• Written task:
From the listing below, pull out the lines that hold "sshd".

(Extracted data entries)
***

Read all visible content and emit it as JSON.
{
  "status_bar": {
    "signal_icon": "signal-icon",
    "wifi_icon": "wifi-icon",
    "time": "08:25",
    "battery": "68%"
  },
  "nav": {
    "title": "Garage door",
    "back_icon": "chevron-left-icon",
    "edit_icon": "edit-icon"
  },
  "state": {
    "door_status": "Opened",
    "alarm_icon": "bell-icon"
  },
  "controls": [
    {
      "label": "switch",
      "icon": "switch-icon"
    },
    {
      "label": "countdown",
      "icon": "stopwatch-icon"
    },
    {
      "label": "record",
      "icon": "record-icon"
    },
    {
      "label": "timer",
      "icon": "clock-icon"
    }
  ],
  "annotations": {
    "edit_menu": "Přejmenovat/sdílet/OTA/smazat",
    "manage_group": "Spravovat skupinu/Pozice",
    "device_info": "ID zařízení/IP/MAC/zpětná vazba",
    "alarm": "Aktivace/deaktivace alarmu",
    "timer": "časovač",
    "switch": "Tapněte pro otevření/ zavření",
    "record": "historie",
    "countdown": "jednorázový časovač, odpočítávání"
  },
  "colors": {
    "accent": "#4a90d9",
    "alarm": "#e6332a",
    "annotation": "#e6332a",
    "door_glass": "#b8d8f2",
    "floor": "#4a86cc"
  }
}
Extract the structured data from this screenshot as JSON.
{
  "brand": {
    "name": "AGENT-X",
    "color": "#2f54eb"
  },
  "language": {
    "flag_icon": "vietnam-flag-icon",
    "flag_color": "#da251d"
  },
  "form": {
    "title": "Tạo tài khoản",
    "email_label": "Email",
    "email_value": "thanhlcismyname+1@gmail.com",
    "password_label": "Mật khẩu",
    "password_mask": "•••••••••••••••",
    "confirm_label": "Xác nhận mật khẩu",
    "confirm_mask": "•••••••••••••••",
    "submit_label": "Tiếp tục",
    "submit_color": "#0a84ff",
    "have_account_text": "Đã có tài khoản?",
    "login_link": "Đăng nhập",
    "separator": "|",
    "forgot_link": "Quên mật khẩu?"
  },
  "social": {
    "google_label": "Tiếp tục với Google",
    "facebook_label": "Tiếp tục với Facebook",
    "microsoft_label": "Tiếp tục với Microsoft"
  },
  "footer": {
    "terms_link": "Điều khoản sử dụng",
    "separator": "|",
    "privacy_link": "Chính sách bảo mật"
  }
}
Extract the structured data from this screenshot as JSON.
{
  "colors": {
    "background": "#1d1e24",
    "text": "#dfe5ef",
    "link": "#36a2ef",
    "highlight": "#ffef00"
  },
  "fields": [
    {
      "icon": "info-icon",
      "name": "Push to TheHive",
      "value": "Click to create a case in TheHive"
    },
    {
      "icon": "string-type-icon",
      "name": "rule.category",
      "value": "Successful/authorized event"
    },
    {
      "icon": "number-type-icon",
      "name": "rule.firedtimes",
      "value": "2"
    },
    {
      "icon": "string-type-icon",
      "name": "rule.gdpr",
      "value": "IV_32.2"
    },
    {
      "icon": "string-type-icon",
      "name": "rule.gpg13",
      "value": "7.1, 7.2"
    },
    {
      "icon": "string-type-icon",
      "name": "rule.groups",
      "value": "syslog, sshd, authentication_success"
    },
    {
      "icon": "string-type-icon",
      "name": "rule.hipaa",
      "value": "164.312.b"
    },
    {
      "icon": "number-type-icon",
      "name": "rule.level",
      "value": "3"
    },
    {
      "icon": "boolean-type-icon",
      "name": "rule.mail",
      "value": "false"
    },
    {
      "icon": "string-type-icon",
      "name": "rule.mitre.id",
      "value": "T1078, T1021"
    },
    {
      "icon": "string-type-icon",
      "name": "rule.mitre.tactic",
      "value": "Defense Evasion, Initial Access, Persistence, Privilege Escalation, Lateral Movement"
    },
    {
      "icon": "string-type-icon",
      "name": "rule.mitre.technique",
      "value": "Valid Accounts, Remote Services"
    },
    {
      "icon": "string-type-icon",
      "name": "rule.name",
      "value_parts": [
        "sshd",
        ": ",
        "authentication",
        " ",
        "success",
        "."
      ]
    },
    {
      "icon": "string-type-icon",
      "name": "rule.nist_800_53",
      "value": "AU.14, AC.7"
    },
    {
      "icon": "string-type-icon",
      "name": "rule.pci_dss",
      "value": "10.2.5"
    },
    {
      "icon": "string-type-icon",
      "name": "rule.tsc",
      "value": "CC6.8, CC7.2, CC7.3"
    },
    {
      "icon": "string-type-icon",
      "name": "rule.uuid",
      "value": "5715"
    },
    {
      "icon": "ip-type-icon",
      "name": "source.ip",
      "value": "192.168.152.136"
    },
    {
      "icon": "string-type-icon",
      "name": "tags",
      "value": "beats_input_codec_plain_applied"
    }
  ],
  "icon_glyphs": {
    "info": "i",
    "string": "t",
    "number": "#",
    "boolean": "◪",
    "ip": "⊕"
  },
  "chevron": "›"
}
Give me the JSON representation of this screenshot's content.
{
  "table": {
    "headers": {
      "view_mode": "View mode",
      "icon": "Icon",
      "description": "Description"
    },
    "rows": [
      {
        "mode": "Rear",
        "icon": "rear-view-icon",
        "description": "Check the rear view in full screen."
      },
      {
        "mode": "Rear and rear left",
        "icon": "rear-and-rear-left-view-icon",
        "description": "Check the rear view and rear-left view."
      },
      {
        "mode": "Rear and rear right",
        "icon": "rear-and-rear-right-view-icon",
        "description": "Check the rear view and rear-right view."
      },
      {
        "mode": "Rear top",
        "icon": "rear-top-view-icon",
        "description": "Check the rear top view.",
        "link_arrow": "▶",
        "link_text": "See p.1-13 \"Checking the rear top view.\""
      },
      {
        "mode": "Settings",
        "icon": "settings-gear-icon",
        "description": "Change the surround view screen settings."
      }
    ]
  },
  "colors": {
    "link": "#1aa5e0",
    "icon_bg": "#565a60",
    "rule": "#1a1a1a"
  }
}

***

• Result for this task:
      "value": "syslog, sshd, authentication_success"
        "sshd",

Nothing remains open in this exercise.